--- Given entries ---

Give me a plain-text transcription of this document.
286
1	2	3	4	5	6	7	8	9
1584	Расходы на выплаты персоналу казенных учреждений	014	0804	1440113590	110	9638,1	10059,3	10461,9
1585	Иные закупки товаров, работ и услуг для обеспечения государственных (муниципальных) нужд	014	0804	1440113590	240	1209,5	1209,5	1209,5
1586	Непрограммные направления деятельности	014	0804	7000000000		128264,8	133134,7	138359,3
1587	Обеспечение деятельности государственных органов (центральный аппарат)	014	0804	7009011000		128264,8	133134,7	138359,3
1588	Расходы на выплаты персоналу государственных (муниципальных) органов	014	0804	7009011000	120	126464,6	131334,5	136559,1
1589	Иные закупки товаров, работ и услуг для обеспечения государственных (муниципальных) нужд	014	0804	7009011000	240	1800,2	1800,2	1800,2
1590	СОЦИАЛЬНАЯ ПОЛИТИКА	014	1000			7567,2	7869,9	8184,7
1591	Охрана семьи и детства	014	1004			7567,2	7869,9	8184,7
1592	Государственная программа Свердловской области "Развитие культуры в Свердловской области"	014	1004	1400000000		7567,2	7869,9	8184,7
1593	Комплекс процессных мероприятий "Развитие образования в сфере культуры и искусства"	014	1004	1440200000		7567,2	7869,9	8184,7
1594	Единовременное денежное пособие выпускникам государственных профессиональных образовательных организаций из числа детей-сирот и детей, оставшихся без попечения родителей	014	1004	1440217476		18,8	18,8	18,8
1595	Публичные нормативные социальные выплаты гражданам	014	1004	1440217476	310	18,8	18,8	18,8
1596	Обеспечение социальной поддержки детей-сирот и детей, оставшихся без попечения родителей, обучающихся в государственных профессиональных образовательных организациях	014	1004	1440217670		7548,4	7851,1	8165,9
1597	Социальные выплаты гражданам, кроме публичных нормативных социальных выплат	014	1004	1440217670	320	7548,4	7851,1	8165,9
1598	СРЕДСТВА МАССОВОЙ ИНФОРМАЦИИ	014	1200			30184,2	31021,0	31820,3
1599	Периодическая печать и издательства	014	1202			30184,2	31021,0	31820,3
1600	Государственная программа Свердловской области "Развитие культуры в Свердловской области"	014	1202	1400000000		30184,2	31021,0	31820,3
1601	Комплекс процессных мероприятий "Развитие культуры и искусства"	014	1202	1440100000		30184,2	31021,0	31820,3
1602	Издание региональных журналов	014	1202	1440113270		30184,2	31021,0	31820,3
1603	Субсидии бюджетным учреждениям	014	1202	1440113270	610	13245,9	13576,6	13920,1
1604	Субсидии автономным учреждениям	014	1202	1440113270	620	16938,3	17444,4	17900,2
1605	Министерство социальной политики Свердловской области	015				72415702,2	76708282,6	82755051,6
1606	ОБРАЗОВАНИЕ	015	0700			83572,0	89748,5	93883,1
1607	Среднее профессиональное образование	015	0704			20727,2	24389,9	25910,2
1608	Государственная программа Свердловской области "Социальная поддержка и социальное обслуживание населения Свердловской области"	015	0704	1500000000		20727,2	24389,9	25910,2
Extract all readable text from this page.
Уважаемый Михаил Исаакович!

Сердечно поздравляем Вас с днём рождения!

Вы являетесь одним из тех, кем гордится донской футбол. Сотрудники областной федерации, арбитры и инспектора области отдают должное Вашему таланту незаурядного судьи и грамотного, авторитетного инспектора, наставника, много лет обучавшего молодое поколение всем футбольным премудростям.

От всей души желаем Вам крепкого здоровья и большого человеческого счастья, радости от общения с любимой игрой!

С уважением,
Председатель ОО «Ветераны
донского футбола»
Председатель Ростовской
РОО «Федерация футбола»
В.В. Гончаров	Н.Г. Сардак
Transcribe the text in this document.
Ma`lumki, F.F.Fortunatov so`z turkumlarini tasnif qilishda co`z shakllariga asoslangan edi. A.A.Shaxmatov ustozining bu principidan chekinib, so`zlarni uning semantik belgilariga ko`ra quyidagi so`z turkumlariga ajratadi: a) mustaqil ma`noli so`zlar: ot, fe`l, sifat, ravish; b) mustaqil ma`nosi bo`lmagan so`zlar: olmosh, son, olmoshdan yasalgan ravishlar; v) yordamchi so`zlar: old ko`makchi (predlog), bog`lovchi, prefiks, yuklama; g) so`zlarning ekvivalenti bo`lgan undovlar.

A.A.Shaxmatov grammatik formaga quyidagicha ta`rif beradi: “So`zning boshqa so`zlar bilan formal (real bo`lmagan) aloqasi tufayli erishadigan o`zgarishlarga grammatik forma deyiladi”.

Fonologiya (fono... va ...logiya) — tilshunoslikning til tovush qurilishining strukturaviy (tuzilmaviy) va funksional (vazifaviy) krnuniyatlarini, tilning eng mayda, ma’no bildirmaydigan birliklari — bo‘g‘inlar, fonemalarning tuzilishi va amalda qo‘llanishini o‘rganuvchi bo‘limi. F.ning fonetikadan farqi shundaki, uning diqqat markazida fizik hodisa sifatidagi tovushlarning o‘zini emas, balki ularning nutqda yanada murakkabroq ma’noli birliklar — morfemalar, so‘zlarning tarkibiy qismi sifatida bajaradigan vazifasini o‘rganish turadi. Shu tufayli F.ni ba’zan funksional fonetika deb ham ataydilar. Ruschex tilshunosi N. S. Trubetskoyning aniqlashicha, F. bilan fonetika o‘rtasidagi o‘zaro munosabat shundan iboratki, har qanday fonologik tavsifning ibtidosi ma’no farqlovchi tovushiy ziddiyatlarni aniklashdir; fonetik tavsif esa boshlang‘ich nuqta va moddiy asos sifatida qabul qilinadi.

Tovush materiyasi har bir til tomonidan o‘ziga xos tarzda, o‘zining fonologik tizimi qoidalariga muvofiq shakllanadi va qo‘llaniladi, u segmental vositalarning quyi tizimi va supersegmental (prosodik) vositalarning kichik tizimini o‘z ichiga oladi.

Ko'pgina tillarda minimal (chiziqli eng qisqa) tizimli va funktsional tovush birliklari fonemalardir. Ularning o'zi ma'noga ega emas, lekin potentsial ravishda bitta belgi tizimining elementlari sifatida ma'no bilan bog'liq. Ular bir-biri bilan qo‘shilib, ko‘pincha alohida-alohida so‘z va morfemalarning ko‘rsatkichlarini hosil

---

- Stated task
List each line of the records that holds the string "персоналу".

- Output of the exercise
1584	Расходы на выплаты персоналу казенных учреждений	014	0804	1440113590	110	9638,1	10059,3	10461,9
1588	Расходы на выплаты персоналу государственных (муниципальных) органов	014	0804	7009011000	120	126464,6	131334,5	136559,1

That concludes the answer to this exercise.